**Set exercise:** Extract each line of the data and write it out again exactly.

**Information supplied:**
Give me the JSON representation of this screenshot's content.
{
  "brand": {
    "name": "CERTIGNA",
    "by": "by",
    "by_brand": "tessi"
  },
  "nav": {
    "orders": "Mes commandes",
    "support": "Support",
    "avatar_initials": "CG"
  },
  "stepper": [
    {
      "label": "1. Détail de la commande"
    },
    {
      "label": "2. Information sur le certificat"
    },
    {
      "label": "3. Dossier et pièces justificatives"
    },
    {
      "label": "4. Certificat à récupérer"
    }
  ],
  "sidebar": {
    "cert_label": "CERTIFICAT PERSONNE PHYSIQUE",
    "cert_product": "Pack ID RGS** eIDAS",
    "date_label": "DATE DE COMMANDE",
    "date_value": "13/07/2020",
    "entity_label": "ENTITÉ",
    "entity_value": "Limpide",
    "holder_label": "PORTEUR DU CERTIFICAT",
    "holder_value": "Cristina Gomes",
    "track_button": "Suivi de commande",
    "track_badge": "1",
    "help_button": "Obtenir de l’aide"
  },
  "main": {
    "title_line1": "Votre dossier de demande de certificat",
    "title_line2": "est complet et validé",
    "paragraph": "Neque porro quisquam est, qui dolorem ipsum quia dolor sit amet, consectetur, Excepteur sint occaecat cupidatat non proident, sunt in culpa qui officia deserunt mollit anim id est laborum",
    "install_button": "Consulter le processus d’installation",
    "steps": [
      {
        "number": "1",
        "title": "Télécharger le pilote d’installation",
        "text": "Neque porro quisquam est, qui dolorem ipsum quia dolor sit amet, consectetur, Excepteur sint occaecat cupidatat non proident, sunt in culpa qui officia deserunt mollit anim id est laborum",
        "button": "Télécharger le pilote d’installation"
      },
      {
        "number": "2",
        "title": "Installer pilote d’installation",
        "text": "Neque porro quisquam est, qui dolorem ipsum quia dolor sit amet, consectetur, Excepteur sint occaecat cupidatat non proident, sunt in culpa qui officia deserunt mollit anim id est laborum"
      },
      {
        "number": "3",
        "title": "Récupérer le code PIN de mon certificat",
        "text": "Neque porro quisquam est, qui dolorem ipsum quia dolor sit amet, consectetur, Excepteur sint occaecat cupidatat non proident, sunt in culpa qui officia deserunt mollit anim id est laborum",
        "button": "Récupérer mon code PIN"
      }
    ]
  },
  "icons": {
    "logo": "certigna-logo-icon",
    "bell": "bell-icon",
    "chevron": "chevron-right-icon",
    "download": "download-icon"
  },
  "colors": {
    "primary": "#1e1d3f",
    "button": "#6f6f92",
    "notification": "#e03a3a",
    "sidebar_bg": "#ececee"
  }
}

**Task solution:**
Give me the JSON representation of this screenshot's content.
{
  "brand": {
    "name": "CERTIGNA",
    "by": "by",
    "by_brand": "tessi"
  },
  "nav": {
    "orders": "Mes commandes",
    "support": "Support",
    "avatar_initials": "CG"
  },
  "stepper": [
    {
      "label": "1. Détail de la commande"
    },
    {
      "label": "2. Information sur le certificat"
    },
    {
      "label": "3. Dossier et pièces justificatives"
    },
    {
      "label": "4. Certificat à récupérer"
    }
  ],
  "sidebar": {
    "cert_label": "CERTIFICAT PERSONNE PHYSIQUE",
    "cert_product": "Pack ID RGS** eIDAS",
    "date_label": "DATE DE COMMANDE",
    "date_value": "13/07/2020",
    "entity_label": "ENTITÉ",
    "entity_value": "Limpide",
    "holder_label": "PORTEUR DU CERTIFICAT",
    "holder_value": "Cristina Gomes",
    "track_button": "Suivi de commande",
    "track_badge": "1",
    "help_button": "Obtenir de l’aide"
  },
  "main": {
    "title_line1": "Votre dossier de demande de certificat",
    "title_line2": "est complet et validé",
    "paragraph": "Neque porro quisquam est, qui dolorem ipsum quia dolor sit amet, consectetur, Excepteur sint occaecat cupidatat non proident, sunt in culpa qui officia deserunt mollit anim id est laborum",
    "install_button": "Consulter le processus d’installation",
    "steps": [
      {
        "number": "1",
        "title": "Télécharger le pilote d’installation",
        "text": "Neque porro quisquam est, qui dolorem ipsum quia dolor sit amet, consectetur, Excepteur sint occaecat cupidatat non proident, sunt in culpa qui officia deserunt mollit anim id est laborum",
        "button": "Télécharger le pilote d’installation"
      },
      {
        "number": "2",
        "title": "Installer pilote d’installation",
        "text": "Neque porro quisquam est, qui dolorem ipsum quia dolor sit amet, consectetur, Excepteur sint occaecat cupidatat non proident, sunt in culpa qui officia deserunt mollit anim id est laborum"
      },
      {
        "number": "3",
        "title": "Récupérer le code PIN de mon certificat",
        "text": "Neque porro quisquam est, qui dolorem ipsum quia dolor sit amet, consectetur, Excepteur sint occaecat cupidatat non proident, sunt in culpa qui officia deserunt mollit anim id est laborum",
        "button": "Récupérer mon code PIN"
      }
    ]
  },
  "icons": {
    "logo": "certigna-logo-icon",
    "bell": "bell-icon",
    "chevron": "chevron-right-icon",
    "download": "download-icon"
  },
  "colors": {
    "primary": "#1e1d3f",
    "button": "#6f6f92",
    "notification": "#e03a3a",
    "sidebar_bg": "#ececee"
  }
}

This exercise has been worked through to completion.